▶ _Input_
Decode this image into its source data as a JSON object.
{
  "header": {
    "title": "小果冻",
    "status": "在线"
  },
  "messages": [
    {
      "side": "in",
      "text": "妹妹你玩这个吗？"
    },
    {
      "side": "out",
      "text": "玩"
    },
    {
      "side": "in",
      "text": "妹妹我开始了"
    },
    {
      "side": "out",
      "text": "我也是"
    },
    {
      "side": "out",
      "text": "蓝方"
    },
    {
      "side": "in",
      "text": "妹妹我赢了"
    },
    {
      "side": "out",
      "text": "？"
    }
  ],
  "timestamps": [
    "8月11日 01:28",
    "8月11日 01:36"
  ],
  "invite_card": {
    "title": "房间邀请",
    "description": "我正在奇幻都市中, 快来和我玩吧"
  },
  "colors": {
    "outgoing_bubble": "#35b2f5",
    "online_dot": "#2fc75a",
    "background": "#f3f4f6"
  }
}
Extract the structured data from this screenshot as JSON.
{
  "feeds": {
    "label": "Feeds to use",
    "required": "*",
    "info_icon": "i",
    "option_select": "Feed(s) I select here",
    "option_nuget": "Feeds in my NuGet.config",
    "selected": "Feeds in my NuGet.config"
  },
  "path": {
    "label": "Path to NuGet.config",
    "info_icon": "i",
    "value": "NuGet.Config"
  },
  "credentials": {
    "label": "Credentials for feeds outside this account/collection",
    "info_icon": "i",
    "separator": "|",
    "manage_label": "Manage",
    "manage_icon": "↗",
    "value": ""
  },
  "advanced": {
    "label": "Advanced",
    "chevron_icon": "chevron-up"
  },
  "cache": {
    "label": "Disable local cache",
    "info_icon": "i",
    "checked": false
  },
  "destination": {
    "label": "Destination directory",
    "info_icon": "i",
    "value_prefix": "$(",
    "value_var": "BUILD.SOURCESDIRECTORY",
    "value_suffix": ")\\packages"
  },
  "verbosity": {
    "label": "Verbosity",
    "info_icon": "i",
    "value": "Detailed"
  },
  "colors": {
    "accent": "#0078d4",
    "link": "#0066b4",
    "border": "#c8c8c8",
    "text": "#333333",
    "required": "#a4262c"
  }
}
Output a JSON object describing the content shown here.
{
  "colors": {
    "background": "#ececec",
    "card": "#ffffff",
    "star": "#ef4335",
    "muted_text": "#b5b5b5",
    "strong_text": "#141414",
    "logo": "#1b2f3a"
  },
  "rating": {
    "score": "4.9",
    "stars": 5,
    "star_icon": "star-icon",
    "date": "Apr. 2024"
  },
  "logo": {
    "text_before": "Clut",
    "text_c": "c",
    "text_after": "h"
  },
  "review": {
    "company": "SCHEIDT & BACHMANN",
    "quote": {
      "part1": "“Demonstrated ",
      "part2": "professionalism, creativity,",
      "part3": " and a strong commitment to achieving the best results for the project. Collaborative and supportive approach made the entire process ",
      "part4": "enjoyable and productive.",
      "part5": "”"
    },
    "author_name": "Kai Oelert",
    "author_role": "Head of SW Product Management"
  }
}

▶ _Objective_
Reproduce the complete data exactly as presented above.

▶ _Solution for this problem_
Decode this image into its source data as a JSON object.
{
  "header": {
    "title": "小果冻",
    "status": "在线"
  },
  "messages": [
    {
      "side": "in",
      "text": "妹妹你玩这个吗？"
    },
    {
      "side": "out",
      "text": "玩"
    },
    {
      "side": "in",
      "text": "妹妹我开始了"
    },
    {
      "side": "out",
      "text": "我也是"
    },
    {
      "side": "out",
      "text": "蓝方"
    },
    {
      "side": "in",
      "text": "妹妹我赢了"
    },
    {
      "side": "out",
      "text": "？"
    }
  ],
  "timestamps": [
    "8月11日 01:28",
    "8月11日 01:36"
  ],
  "invite_card": {
    "title": "房间邀请",
    "description": "我正在奇幻都市中, 快来和我玩吧"
  },
  "colors": {
    "outgoing_bubble": "#35b2f5",
    "online_dot": "#2fc75a",
    "background": "#f3f4f6"
  }
}
Extract the structured data from this screenshot as JSON.
{
  "feeds": {
    "label": "Feeds to use",
    "required": "*",
    "info_icon": "i",
    "option_select": "Feed(s) I select here",
    "option_nuget": "Feeds in my NuGet.config",
    "selected": "Feeds in my NuGet.config"
  },
  "path": {
    "label": "Path to NuGet.config",
    "info_icon": "i",
    "value": "NuGet.Config"
  },
  "credentials": {
    "label": "Credentials for feeds outside this account/collection",
    "info_icon": "i",
    "separator": "|",
    "manage_label": "Manage",
    "manage_icon": "↗",
    "value": ""
  },
  "advanced": {
    "label": "Advanced",
    "chevron_icon": "chevron-up"
  },
  "cache": {
    "label": "Disable local cache",
    "info_icon": "i",
    "checked": false
  },
  "destination": {
    "label": "Destination directory",
    "info_icon": "i",
    "value_prefix": "$(",
    "value_var": "BUILD.SOURCESDIRECTORY",
    "value_suffix": ")\\packages"
  },
  "verbosity": {
    "label": "Verbosity",
    "info_icon": "i",
    "value": "Detailed"
  },
  "colors": {
    "accent": "#0078d4",
    "link": "#0066b4",
    "border": "#c8c8c8",
    "text": "#333333",
    "required": "#a4262c"
  }
}
Output a JSON object describing the content shown here.
{
  "colors": {
    "background": "#ececec",
    "card": "#ffffff",
    "star": "#ef4335",
    "muted_text": "#b5b5b5",
    "strong_text": "#141414",
    "logo": "#1b2f3a"
  },
  "rating": {
    "score": "4.9",
    "stars": 5,
    "star_icon": "star-icon",
    "date": "Apr. 2024"
  },
  "logo": {
    "text_before": "Clut",
    "text_c": "c",
    "text_after": "h"
  },
  "review": {
    "company": "SCHEIDT & BACHMANN",
    "quote": {
      "part1": "“Demonstrated ",
      "part2": "professionalism, creativity,",
      "part3": " and a strong commitment to achieving the best results for the project. Collaborative and supportive approach made the entire process ",
      "part4": "enjoyable and productive.",
      "part5": "”"
    },
    "author_name": "Kai Oelert",
    "author_role": "Head of SW Product Management"
  }
}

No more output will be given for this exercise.